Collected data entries
##############################
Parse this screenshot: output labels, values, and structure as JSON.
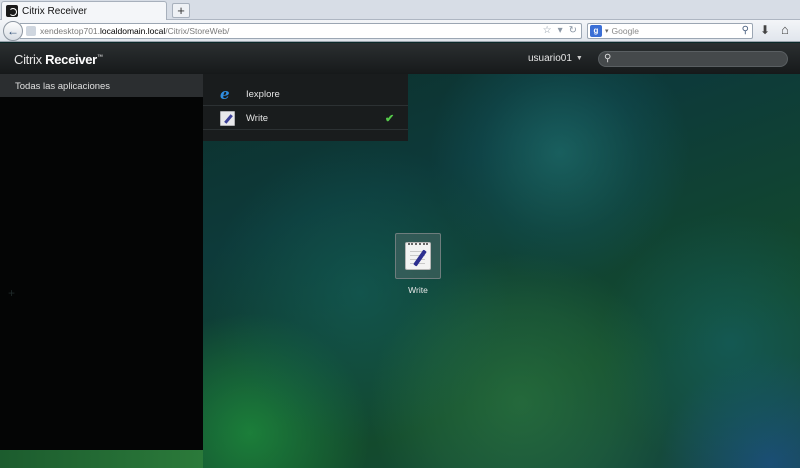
{
  "browser": {
    "tab_title": "Citrix Receiver",
    "new_tab_label": "+",
    "url_prefix": "xendesktop701.",
    "url_domain": "localdomain.local",
    "url_path": "/Citrix/StoreWeb/",
    "search_engine_label": "g",
    "search_placeholder": "Google"
  },
  "receiver": {
    "logo_light": "Citrix",
    "logo_bold": "Receiver",
    "logo_tm": "™",
    "username": "usuario01",
    "search_placeholder": "",
    "sidebar_items": [
      {
        "label": "Todas las aplicaciones"
      }
    ],
    "menu_items": [
      {
        "label": "Iexplore",
        "icon": "internet-explorer-icon",
        "selected": false
      },
      {
        "label": "Write",
        "icon": "wordpad-write-icon",
        "selected": true
      }
    ],
    "tiles": [
      {
        "label": "Write",
        "icon": "wordpad-write-icon"
      }
    ]
  },
  "colors": {
    "selected_check": "#55c94a",
    "header_bg": "#1f2324",
    "sidebar_bg": "#040505"
  }
}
##############################
Reproduce the entries above word for word. Pictures stay out.

Parse this screenshot: output labels, values, and structure as JSON.
{
  "browser": {
    "tab_title": "Citrix Receiver",
    "new_tab_label": "+",
    "url_prefix": "xendesktop701.",
    "url_domain": "localdomain.local",
    "url_path": "/Citrix/StoreWeb/",
    "search_engine_label": "g",
    "search_placeholder": "Google"
  },
  "receiver": {
    "logo_light": "Citrix",
    "logo_bold": "Receiver",
    "logo_tm": "™",
    "username": "usuario01",
    "search_placeholder": "",
    "sidebar_items": [
      {
        "label": "Todas las aplicaciones"
      }
    ],
    "menu_items": [
      {
        "label": "Iexplore",
        "icon": "internet-explorer-icon",
        "selected": false
      },
      {
        "label": "Write",
        "icon": "wordpad-write-icon",
        "selected": true
      }
    ],
    "tiles": [
      {
        "label": "Write",
        "icon": "wordpad-write-icon"
      }
    ]
  },
  "colors": {
    "selected_check": "#55c94a",
    "header_bg": "#1f2324",
    "sidebar_bg": "#040505"
  }
}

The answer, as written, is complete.